--- Dataset content ---

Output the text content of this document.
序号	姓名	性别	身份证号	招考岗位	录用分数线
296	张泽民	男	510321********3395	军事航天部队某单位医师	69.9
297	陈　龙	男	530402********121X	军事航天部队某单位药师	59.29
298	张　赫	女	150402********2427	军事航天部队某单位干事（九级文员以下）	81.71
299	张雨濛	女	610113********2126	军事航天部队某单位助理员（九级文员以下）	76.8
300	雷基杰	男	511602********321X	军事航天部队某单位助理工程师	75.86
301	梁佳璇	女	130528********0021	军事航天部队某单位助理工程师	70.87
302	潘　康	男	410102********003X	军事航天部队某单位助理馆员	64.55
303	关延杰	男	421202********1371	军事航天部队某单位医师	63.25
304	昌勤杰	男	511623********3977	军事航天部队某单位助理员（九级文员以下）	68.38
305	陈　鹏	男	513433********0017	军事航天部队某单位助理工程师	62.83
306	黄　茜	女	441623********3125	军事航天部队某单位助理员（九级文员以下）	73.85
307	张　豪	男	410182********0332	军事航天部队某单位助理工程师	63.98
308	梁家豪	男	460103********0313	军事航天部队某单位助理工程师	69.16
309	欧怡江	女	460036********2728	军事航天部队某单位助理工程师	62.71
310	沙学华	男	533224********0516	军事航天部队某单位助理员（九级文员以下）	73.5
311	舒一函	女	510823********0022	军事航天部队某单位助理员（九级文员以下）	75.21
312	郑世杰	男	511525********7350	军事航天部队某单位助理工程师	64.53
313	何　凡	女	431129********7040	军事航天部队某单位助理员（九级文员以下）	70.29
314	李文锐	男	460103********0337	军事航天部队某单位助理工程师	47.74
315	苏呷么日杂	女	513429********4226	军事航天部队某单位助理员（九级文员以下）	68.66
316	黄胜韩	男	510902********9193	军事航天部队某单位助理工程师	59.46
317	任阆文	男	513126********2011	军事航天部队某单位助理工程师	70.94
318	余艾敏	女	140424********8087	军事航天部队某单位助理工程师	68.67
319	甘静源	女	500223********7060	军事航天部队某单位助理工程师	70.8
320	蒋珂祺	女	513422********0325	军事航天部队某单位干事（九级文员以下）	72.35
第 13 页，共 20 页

---

## Task to complete
Retype all of the material, keeping each line exact.

## Task response
Output the text content of this document.
序号	姓名	性别	身份证号	招考岗位	录用分数线
296	张泽民	男	510321********3395	军事航天部队某单位医师	69.9
297	陈　龙	男	530402********121X	军事航天部队某单位药师	59.29
298	张　赫	女	150402********2427	军事航天部队某单位干事（九级文员以下）	81.71
299	张雨濛	女	610113********2126	军事航天部队某单位助理员（九级文员以下）	76.8
300	雷基杰	男	511602********321X	军事航天部队某单位助理工程师	75.86
301	梁佳璇	女	130528********0021	军事航天部队某单位助理工程师	70.87
302	潘　康	男	410102********003X	军事航天部队某单位助理馆员	64.55
303	关延杰	男	421202********1371	军事航天部队某单位医师	63.25
304	昌勤杰	男	511623********3977	军事航天部队某单位助理员（九级文员以下）	68.38
305	陈　鹏	男	513433********0017	军事航天部队某单位助理工程师	62.83
306	黄　茜	女	441623********3125	军事航天部队某单位助理员（九级文员以下）	73.85
307	张　豪	男	410182********0332	军事航天部队某单位助理工程师	63.98
308	梁家豪	男	460103********0313	军事航天部队某单位助理工程师	69.16
309	欧怡江	女	460036********2728	军事航天部队某单位助理工程师	62.71
310	沙学华	男	533224********0516	军事航天部队某单位助理员（九级文员以下）	73.5
311	舒一函	女	510823********0022	军事航天部队某单位助理员（九级文员以下）	75.21
312	郑世杰	男	511525********7350	军事航天部队某单位助理工程师	64.53
313	何　凡	女	431129********7040	军事航天部队某单位助理员（九级文员以下）	70.29
314	李文锐	男	460103********0337	军事航天部队某单位助理工程师	47.74
315	苏呷么日杂	女	513429********4226	军事航天部队某单位助理员（九级文员以下）	68.66
316	黄胜韩	男	510902********9193	军事航天部队某单位助理工程师	59.46
317	任阆文	男	513126********2011	军事航天部队某单位助理工程师	70.94
318	余艾敏	女	140424********8087	军事航天部队某单位助理工程师	68.67
319	甘静源	女	500223********7060	军事航天部队某单位助理工程师	70.8
320	蒋珂祺	女	513422********0325	军事航天部队某单位干事（九级文员以下）	72.35
第 13 页，共 20 页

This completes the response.